## Layout dataset entries
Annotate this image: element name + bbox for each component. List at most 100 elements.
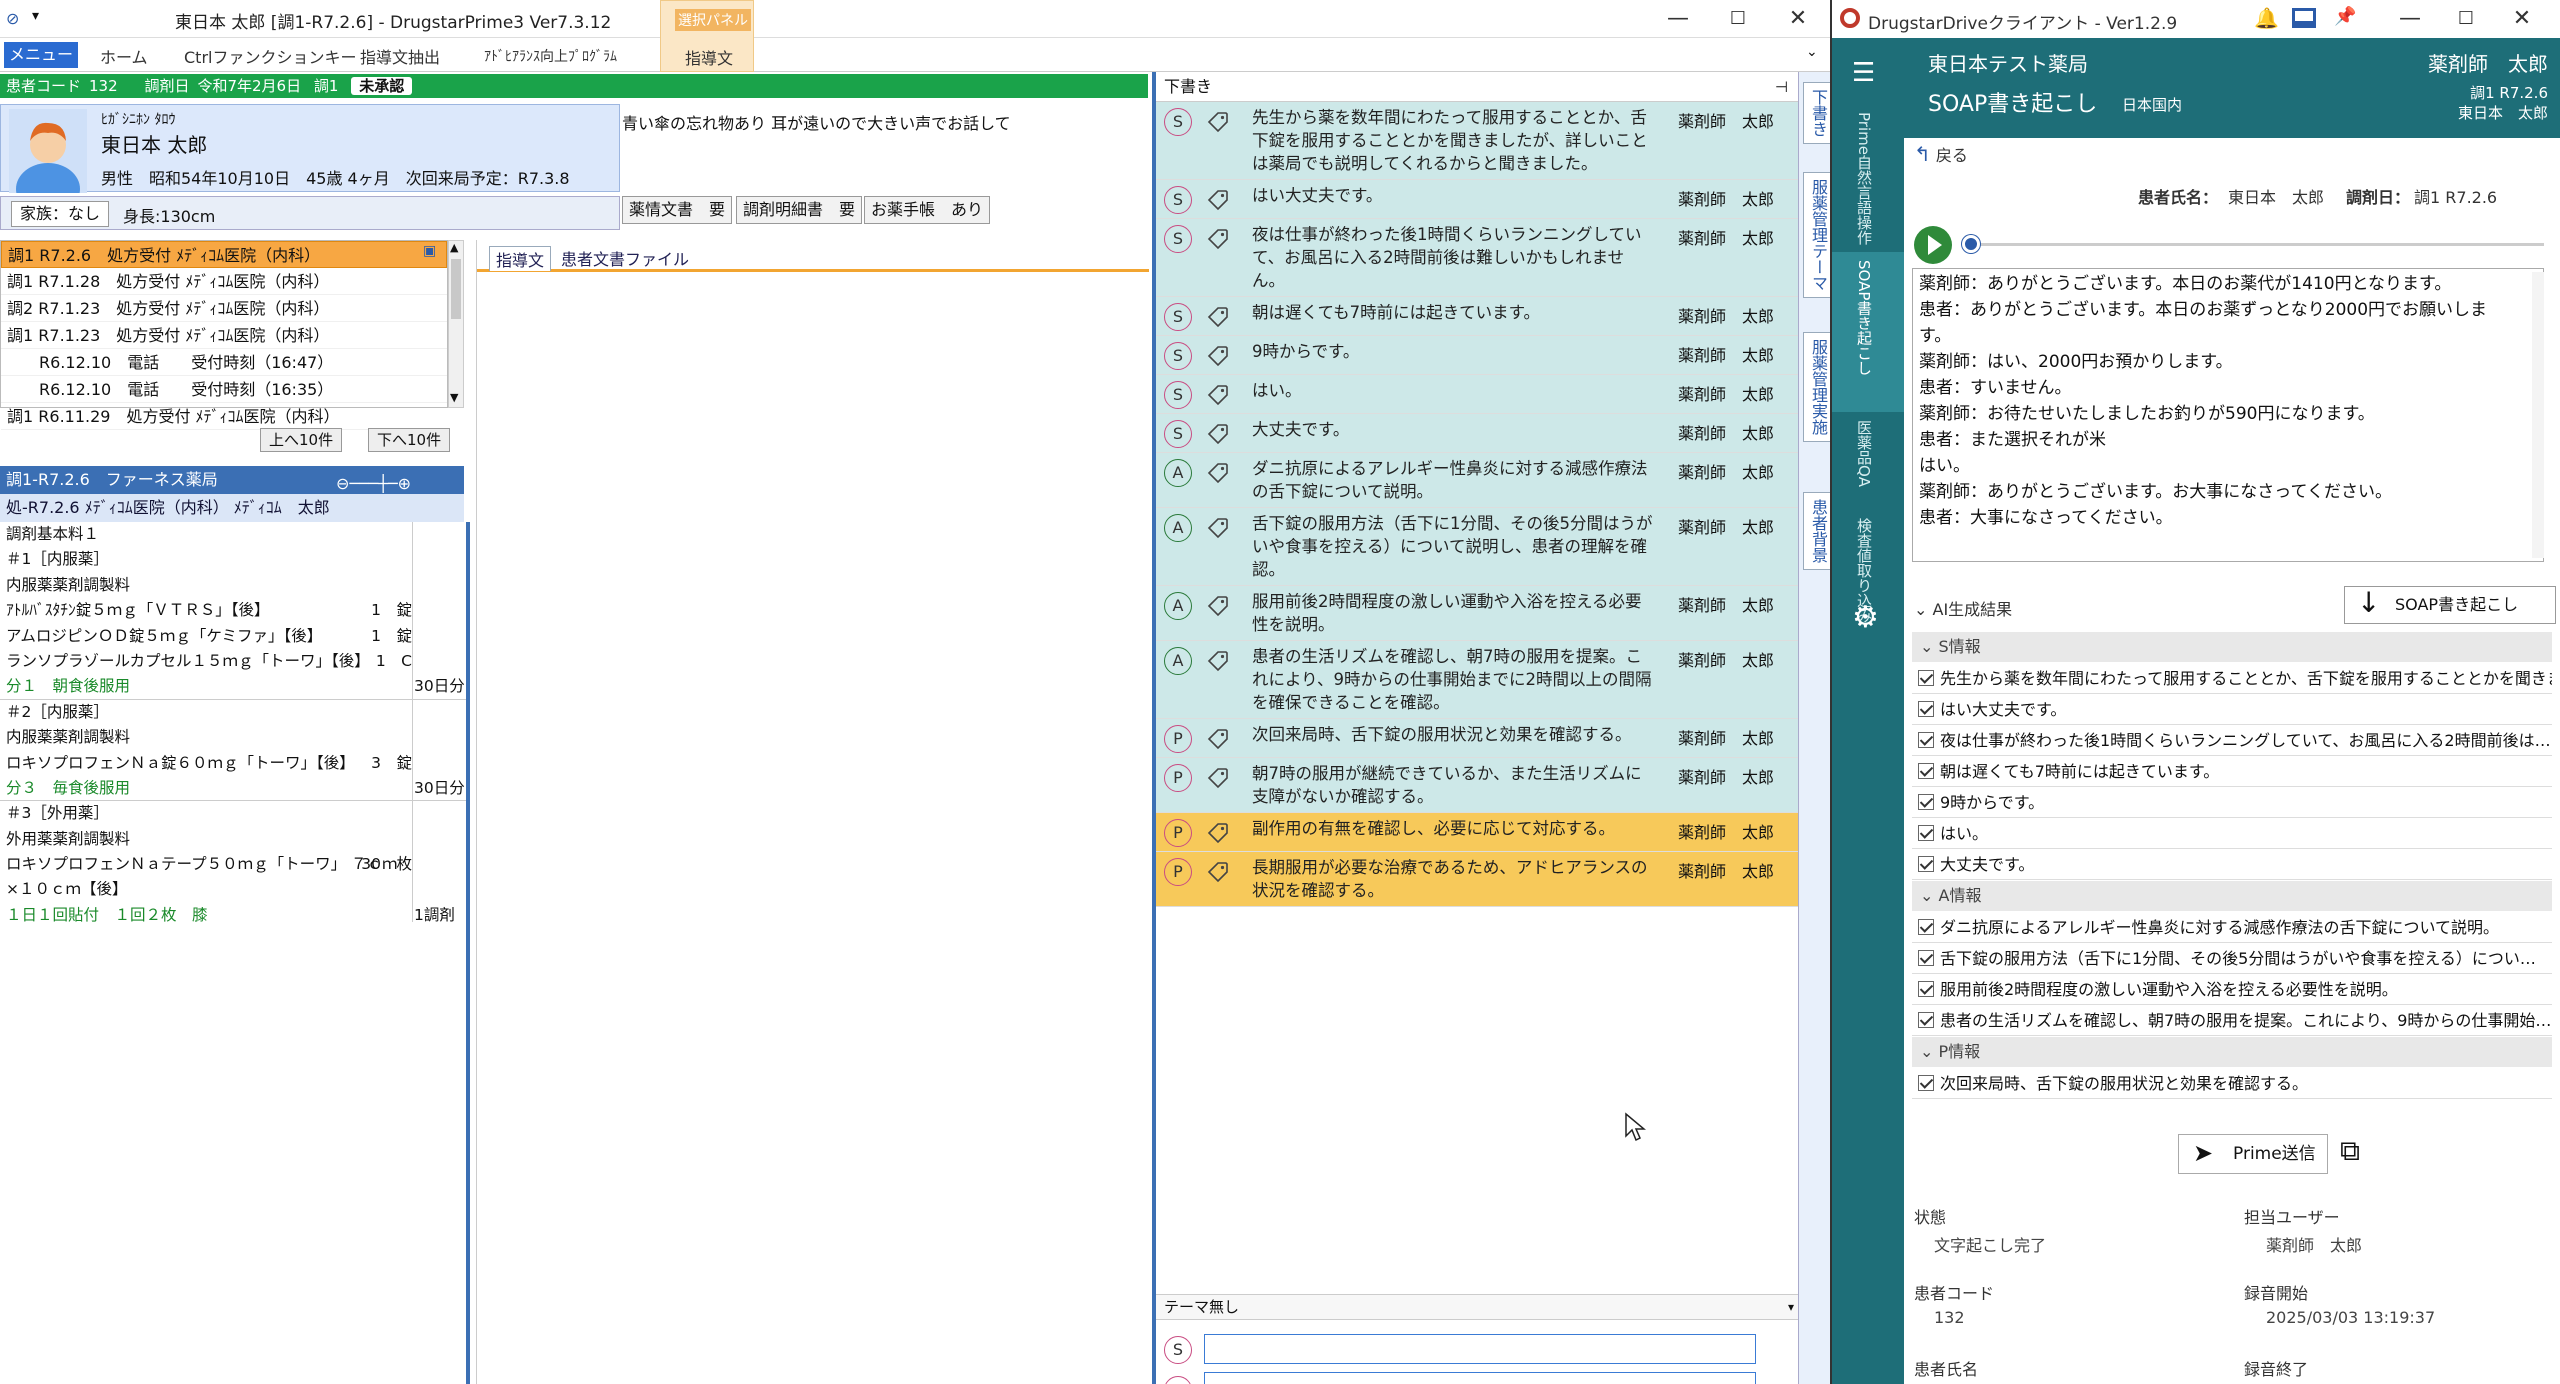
- drug-info-doc-button[interactable]: 薬情文書 要: [622, 196, 733, 224]
- audio-progress-thumb[interactable]: [1962, 235, 1980, 253]
- tag-label-icon[interactable]: [1206, 594, 1230, 618]
- prescription-row[interactable]: ランソプラゾールカプセル１５ｍｇ「トーワ」【後】 1 C: [0, 649, 466, 674]
- next-10-button[interactable]: 下へ10件: [368, 428, 451, 452]
- tab-ctrl-function[interactable]: Ctrlファンクションキー: [184, 44, 356, 68]
- close-button[interactable]: ✕: [1778, 4, 1818, 34]
- soap-transcribe-button[interactable]: ↓ SOAP書き起こし: [2344, 586, 2556, 624]
- drive-maximize-button[interactable]: ☐: [2446, 4, 2486, 34]
- prescription-row[interactable]: ＃3［外用薬］: [0, 801, 466, 826]
- nav-prime-language[interactable]: Prime自然言語操作: [1854, 112, 1875, 245]
- hamburger-icon[interactable]: ☰: [1852, 58, 1875, 88]
- bell-icon[interactable]: 🔔: [2254, 6, 2279, 30]
- draft-input[interactable]: [1204, 1334, 1756, 1364]
- history-item[interactable]: 調1 R7.1.23 処方受付 ﾒﾃﾞｨｺﾑ医院（内科）: [1, 322, 447, 349]
- tag-label-icon[interactable]: [1206, 188, 1230, 212]
- tab-guidance[interactable]: 指導文: [685, 45, 733, 69]
- draft-row[interactable]: S 夜は仕事が終わった後1時間くらいランニングしていて、お風呂に入る2時間前後は難…: [1156, 219, 1798, 297]
- monitor-icon[interactable]: [2292, 8, 2316, 28]
- tag-label-icon[interactable]: [1206, 516, 1230, 540]
- draft-row[interactable]: P 長期服用が必要な治療であるため、アドヒアランスの状況を確認する。 薬剤師 太郎: [1156, 852, 1798, 907]
- gear-icon[interactable]: ⚙: [1852, 600, 1879, 635]
- history-item[interactable]: 調1 R7.2.6 処方受付 ﾒﾃﾞｨｺﾑ医院（内科）: [1, 241, 447, 268]
- prescription-row[interactable]: ロキソプロフェンＮａテープ５０ｍｇ「トーワ」 ７ｃｍ 30 枚: [0, 852, 466, 877]
- draft-row[interactable]: S 9時からです。 薬剤師 太郎: [1156, 336, 1798, 375]
- tag-label-icon[interactable]: [1206, 461, 1230, 485]
- play-button[interactable]: [1914, 226, 1952, 264]
- checkbox[interactable]: [1918, 950, 1934, 966]
- tag-label-icon[interactable]: [1206, 821, 1230, 845]
- tag-label-icon[interactable]: [1206, 227, 1230, 251]
- draft-row[interactable]: A 患者の生活リズムを確認し、朝7時の服用を提案。これにより、9時からの仕事開始ま…: [1156, 641, 1798, 719]
- draft-row[interactable]: S 大丈夫です。 薬剤師 太郎: [1156, 414, 1798, 453]
- checklist-item[interactable]: 大丈夫です。: [1912, 850, 2552, 880]
- drive-minimize-button[interactable]: —: [2390, 4, 2430, 34]
- side-tab-implement[interactable]: 服薬管理実施: [1803, 332, 1833, 442]
- checkbox[interactable]: [1918, 981, 1934, 997]
- theme-selector[interactable]: テーマ無し ▾: [1156, 1294, 1802, 1320]
- checkbox[interactable]: [1918, 794, 1934, 810]
- quick-access-icon[interactable]: ▾: [32, 8, 39, 24]
- prescription-row[interactable]: １日１回貼付 １回２枚 膝 1調剤: [0, 903, 466, 928]
- side-tab-draft[interactable]: 下書き: [1803, 82, 1833, 144]
- checklist-item[interactable]: 9時からです。: [1912, 788, 2552, 818]
- scroll-down-icon[interactable]: ▼: [450, 391, 458, 404]
- history-item[interactable]: 調1 R6.11.29 処方受付 ﾒﾃﾞｨｺﾑ医院（内科）: [1, 403, 447, 430]
- prescription-row[interactable]: ×１０ｃｍ【後】: [0, 877, 466, 902]
- checkbox[interactable]: [1918, 825, 1934, 841]
- tag-label-icon[interactable]: [1206, 110, 1230, 134]
- tag-label-icon[interactable]: [1206, 305, 1230, 329]
- draft-row[interactable]: A 服用前後2時間程度の激しい運動や入浴を控える必要性を説明。 薬剤師 太郎: [1156, 586, 1798, 641]
- menu-button[interactable]: メニュー: [4, 42, 78, 68]
- tag-label-icon[interactable]: [1206, 422, 1230, 446]
- checkbox[interactable]: [1918, 1012, 1934, 1028]
- minimize-button[interactable]: —: [1658, 4, 1698, 34]
- tag-label-icon[interactable]: [1206, 766, 1230, 790]
- nav-soap[interactable]: SOAP書き起こし: [1854, 260, 1875, 375]
- tag-label-icon[interactable]: [1206, 383, 1230, 407]
- pin-icon[interactable]: 📌: [2334, 6, 2356, 27]
- scroll-up-icon[interactable]: ▲: [450, 241, 458, 254]
- prime-send-button[interactable]: ➤ Prime送信: [2178, 1134, 2328, 1174]
- chevron-down-icon[interactable]: ▾: [1788, 1295, 1794, 1319]
- draft-row[interactable]: A ダニ抗原によるアレルギー性鼻炎に対する減感作療法の舌下錠について説明。 薬剤師 …: [1156, 453, 1798, 508]
- checklist-item[interactable]: 次回来局時、舌下錠の服用状況と効果を確認する。: [1912, 1069, 2552, 1099]
- history-item[interactable]: 調1 R7.1.28 処方受付 ﾒﾃﾞｨｺﾑ医院（内科）: [1, 268, 447, 295]
- checklist-item[interactable]: はい大丈夫です。: [1912, 695, 2552, 725]
- p-info-header[interactable]: ⌄ P情報: [1912, 1037, 2552, 1067]
- history-item[interactable]: R6.12.10 電話 受付時刻（16:35）: [1, 376, 447, 403]
- draft-row[interactable]: S はい。 薬剤師 太郎: [1156, 375, 1798, 414]
- tab-adherence[interactable]: ｱﾄﾞﾋｱﾗﾝｽ向上ﾌﾟﾛｸﾞﾗﾑ: [484, 46, 617, 66]
- prev-10-button[interactable]: 上へ10件: [260, 428, 343, 452]
- draft-row[interactable]: A 舌下錠の服用方法（舌下に1分間、その後5分間はうがいや食事を控える）について説…: [1156, 508, 1798, 586]
- checkbox[interactable]: [1918, 701, 1934, 717]
- tab-guidance-extract[interactable]: 指導文抽出: [360, 44, 440, 68]
- checkbox[interactable]: [1918, 732, 1934, 748]
- prescription-row[interactable]: ＃1［内服薬］: [0, 547, 466, 572]
- history-scrollbar[interactable]: ▲ ▼: [448, 240, 464, 408]
- history-item[interactable]: R6.12.10 電話 受付時刻（16:47）: [1, 349, 447, 376]
- maximize-button[interactable]: ☐: [1718, 4, 1758, 34]
- copy-icon[interactable]: ⧉: [2340, 1134, 2360, 1168]
- tab-home[interactable]: ホーム: [100, 44, 148, 68]
- side-tab-theme[interactable]: 服薬管理テーマ: [1803, 172, 1833, 298]
- prescription-row[interactable]: 分３ 毎食後服用 30日分: [0, 776, 466, 802]
- selection-panel[interactable]: 選択パネル 指導文: [660, 0, 754, 72]
- prescription-row[interactable]: 外用薬薬剤調製料: [0, 827, 466, 852]
- nav-drug-qa[interactable]: 医薬品QA: [1854, 420, 1875, 487]
- drive-close-button[interactable]: ✕: [2502, 4, 2542, 34]
- prescription-row[interactable]: 内服薬薬剤調製料: [0, 573, 466, 598]
- scroll-thumb[interactable]: [451, 259, 461, 319]
- checklist-item[interactable]: 先生から薬を数年間にわたって服用することとか、舌下錠を服用することとかを聞きま…: [1912, 664, 2552, 694]
- checklist-item[interactable]: ダニ抗原によるアレルギー性鼻炎に対する減感作療法の舌下錠について説明。: [1912, 913, 2552, 943]
- checklist-item[interactable]: 服用前後2時間程度の激しい運動や入浴を控える必要性を説明。: [1912, 975, 2552, 1005]
- prescription-row[interactable]: 分１ 朝食後服用 30日分: [0, 674, 466, 700]
- checkbox[interactable]: [1918, 919, 1934, 935]
- medicine-notebook-button[interactable]: お薬手帳 あり: [864, 196, 991, 224]
- transcript-box[interactable]: 薬剤師：ありがとうございます。本日のお薬代が1410円となります。 患者：ありがと…: [1912, 268, 2544, 562]
- draft-row[interactable]: S 朝は遅くても7時前には起きています。 薬剤師 太郎: [1156, 297, 1798, 336]
- tag-label-icon[interactable]: [1206, 860, 1230, 884]
- draft-row[interactable]: P 朝7時の服用が継続できているか、また生活リズムに支障がないか確認する。 薬剤師 …: [1156, 758, 1798, 813]
- prescription-row[interactable]: ＃2［内服薬］: [0, 700, 466, 725]
- transcript-scrollbar[interactable]: [2532, 272, 2544, 558]
- checkbox[interactable]: [1918, 856, 1934, 872]
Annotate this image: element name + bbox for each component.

## Problem to work on
Count the lines of the material above that contain the string "drive", with case counting, and give only the number.

## Written solution
3